= WHAT TO DO =
Each record below is to be copied word for word, with pictures removed.

= RECORDS PROVIDED =
* BEGIN *

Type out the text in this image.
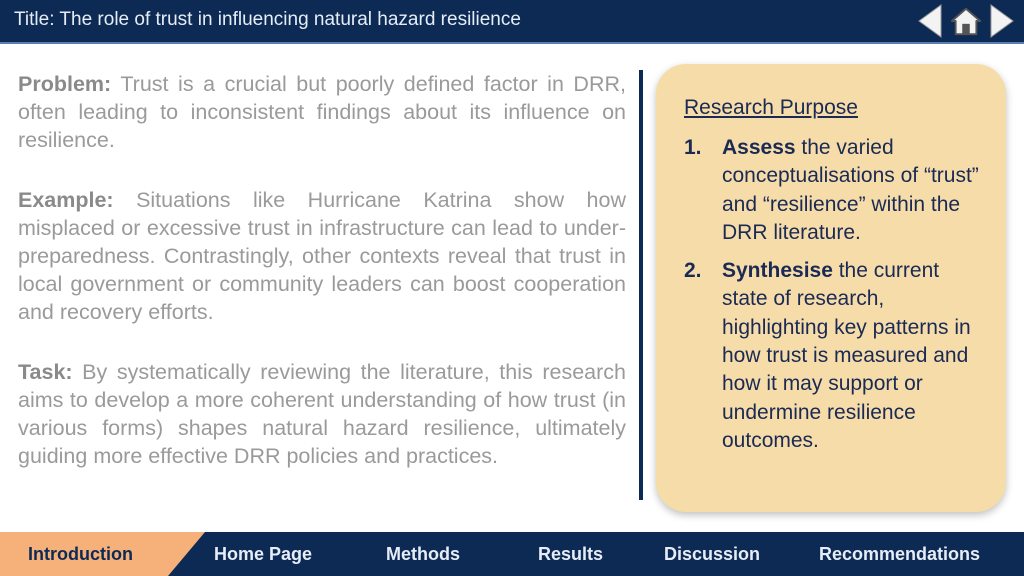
Title: The role of trust in influencing natural hazard resilience

Problem: Trust is a crucial but poorly defined factor in DRR, often leading to inconsistent findings about its influence on resilience.

Example: Situations like Hurricane Katrina show how misplaced or excessive trust in infrastructure can lead to under-preparedness. Contrastingly, other contexts reveal that trust in local government or community leaders can boost cooperation and recovery efforts.

Task: By systematically reviewing the literature, this research aims to develop a more coherent understanding of how trust (in various forms) shapes natural hazard resilience, ultimately guiding more effective DRR policies and practices.

Research Purpose
1. Assess the varied conceptualisations of “trust” and “resilience” within the DRR literature.
2. Synthesise the current state of research, highlighting key patterns in how trust is measured and how it may support or undermine resilience outcomes.
Introduction	Home Page	Methods	Results	Discussion	Recommendations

* END *

= SOLUTION FOR THIS TASK =
Type out the text in this image.
Title: The role of trust in influencing natural hazard resilience

Problem: Trust is a crucial but poorly defined factor in DRR, often leading to inconsistent findings about its influence on resilience.

Example: Situations like Hurricane Katrina show how misplaced or excessive trust in infrastructure can lead to under-preparedness. Contrastingly, other contexts reveal that trust in local government or community leaders can boost cooperation and recovery efforts.

Task: By systematically reviewing the literature, this research aims to develop a more coherent understanding of how trust (in various forms) shapes natural hazard resilience, ultimately guiding more effective DRR policies and practices.

Research Purpose
1. Assess the varied conceptualisations of “trust” and “resilience” within the DRR literature.
2. Synthesise the current state of research, highlighting key patterns in how trust is measured and how it may support or undermine resilience outcomes.
Introduction	Home Page	Methods	Results	Discussion	Recommendations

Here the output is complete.